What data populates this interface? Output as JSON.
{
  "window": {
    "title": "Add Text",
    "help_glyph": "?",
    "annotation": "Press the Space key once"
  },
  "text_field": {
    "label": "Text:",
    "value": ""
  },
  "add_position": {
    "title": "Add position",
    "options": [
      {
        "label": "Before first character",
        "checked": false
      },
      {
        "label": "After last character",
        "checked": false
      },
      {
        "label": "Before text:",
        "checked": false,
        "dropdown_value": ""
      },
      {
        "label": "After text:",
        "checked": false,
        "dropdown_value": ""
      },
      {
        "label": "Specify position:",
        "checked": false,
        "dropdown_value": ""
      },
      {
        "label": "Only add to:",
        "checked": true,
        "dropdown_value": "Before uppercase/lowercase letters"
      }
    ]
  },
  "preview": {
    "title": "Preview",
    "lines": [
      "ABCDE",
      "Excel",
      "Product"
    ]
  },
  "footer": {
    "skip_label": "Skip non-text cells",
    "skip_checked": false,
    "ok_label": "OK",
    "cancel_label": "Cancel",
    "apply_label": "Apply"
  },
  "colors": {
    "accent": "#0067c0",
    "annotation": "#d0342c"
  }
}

Task directions:
Reproduce the material precisely, including every line.

Expected output:
What data populates this interface? Output as JSON.
{
  "window": {
    "title": "Add Text",
    "help_glyph": "?",
    "annotation": "Press the Space key once"
  },
  "text_field": {
    "label": "Text:",
    "value": ""
  },
  "add_position": {
    "title": "Add position",
    "options": [
      {
        "label": "Before first character",
        "checked": false
      },
      {
        "label": "After last character",
        "checked": false
      },
      {
        "label": "Before text:",
        "checked": false,
        "dropdown_value": ""
      },
      {
        "label": "After text:",
        "checked": false,
        "dropdown_value": ""
      },
      {
        "label": "Specify position:",
        "checked": false,
        "dropdown_value": ""
      },
      {
        "label": "Only add to:",
        "checked": true,
        "dropdown_value": "Before uppercase/lowercase letters"
      }
    ]
  },
  "preview": {
    "title": "Preview",
    "lines": [
      "ABCDE",
      "Excel",
      "Product"
    ]
  },
  "footer": {
    "skip_label": "Skip non-text cells",
    "skip_checked": false,
    "ok_label": "OK",
    "cancel_label": "Cancel",
    "apply_label": "Apply"
  },
  "colors": {
    "accent": "#0067c0",
    "annotation": "#d0342c"
  }
}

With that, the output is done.